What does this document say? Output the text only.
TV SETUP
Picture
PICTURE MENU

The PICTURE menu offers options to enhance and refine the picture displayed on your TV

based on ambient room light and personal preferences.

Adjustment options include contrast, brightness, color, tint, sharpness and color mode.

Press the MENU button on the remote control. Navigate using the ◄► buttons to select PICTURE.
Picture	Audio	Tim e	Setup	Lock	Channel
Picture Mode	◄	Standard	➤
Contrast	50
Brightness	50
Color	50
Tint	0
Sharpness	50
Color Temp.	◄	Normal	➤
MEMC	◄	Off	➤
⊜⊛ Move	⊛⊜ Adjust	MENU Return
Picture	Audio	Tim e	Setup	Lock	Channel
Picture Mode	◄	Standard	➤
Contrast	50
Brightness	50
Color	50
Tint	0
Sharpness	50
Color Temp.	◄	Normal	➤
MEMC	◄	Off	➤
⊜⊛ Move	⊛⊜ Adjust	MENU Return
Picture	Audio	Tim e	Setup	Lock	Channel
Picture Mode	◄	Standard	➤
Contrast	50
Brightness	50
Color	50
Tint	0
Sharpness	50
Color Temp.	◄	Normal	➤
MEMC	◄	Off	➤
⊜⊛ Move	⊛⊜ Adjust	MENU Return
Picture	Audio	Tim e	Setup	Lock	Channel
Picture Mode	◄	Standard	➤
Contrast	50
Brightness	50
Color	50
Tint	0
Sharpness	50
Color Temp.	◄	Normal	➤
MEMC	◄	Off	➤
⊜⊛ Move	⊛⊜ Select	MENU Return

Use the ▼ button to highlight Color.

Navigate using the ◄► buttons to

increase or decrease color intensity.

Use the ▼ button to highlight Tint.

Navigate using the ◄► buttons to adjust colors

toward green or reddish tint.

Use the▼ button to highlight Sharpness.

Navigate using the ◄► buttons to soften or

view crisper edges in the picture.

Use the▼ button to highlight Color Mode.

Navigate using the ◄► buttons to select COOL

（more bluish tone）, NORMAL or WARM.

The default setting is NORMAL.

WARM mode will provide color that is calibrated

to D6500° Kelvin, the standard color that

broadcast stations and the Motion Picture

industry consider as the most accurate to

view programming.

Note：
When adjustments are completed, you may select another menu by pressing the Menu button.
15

§ §

Written problem – Take the listing above and set it down exactly.

Answer for the task –
What does this document say? Output the text only.
TV SETUP
Picture
PICTURE MENU

The PICTURE menu offers options to enhance and refine the picture displayed on your TV

based on ambient room light and personal preferences.

Adjustment options include contrast, brightness, color, tint, sharpness and color mode.

Press the MENU button on the remote control. Navigate using the ◄► buttons to select PICTURE.
Picture	Audio	Tim e	Setup	Lock	Channel
Picture Mode	◄	Standard	➤
Contrast	50
Brightness	50
Color	50
Tint	0
Sharpness	50
Color Temp.	◄	Normal	➤
MEMC	◄	Off	➤
⊜⊛ Move	⊛⊜ Adjust	MENU Return
Picture	Audio	Tim e	Setup	Lock	Channel
Picture Mode	◄	Standard	➤
Contrast	50
Brightness	50
Color	50
Tint	0
Sharpness	50
Color Temp.	◄	Normal	➤
MEMC	◄	Off	➤
⊜⊛ Move	⊛⊜ Adjust	MENU Return
Picture	Audio	Tim e	Setup	Lock	Channel
Picture Mode	◄	Standard	➤
Contrast	50
Brightness	50
Color	50
Tint	0
Sharpness	50
Color Temp.	◄	Normal	➤
MEMC	◄	Off	➤
⊜⊛ Move	⊛⊜ Adjust	MENU Return
Picture	Audio	Tim e	Setup	Lock	Channel
Picture Mode	◄	Standard	➤
Contrast	50
Brightness	50
Color	50
Tint	0
Sharpness	50
Color Temp.	◄	Normal	➤
MEMC	◄	Off	➤
⊜⊛ Move	⊛⊜ Select	MENU Return

Use the ▼ button to highlight Color.

Navigate using the ◄► buttons to

increase or decrease color intensity.

Use the ▼ button to highlight Tint.

Navigate using the ◄► buttons to adjust colors

toward green or reddish tint.

Use the▼ button to highlight Sharpness.

Navigate using the ◄► buttons to soften or

view crisper edges in the picture.

Use the▼ button to highlight Color Mode.

Navigate using the ◄► buttons to select COOL

（more bluish tone）, NORMAL or WARM.

The default setting is NORMAL.

WARM mode will provide color that is calibrated

to D6500° Kelvin, the standard color that

broadcast stations and the Motion Picture

industry consider as the most accurate to

view programming.

Note：
When adjustments are completed, you may select another menu by pressing the Menu button.
15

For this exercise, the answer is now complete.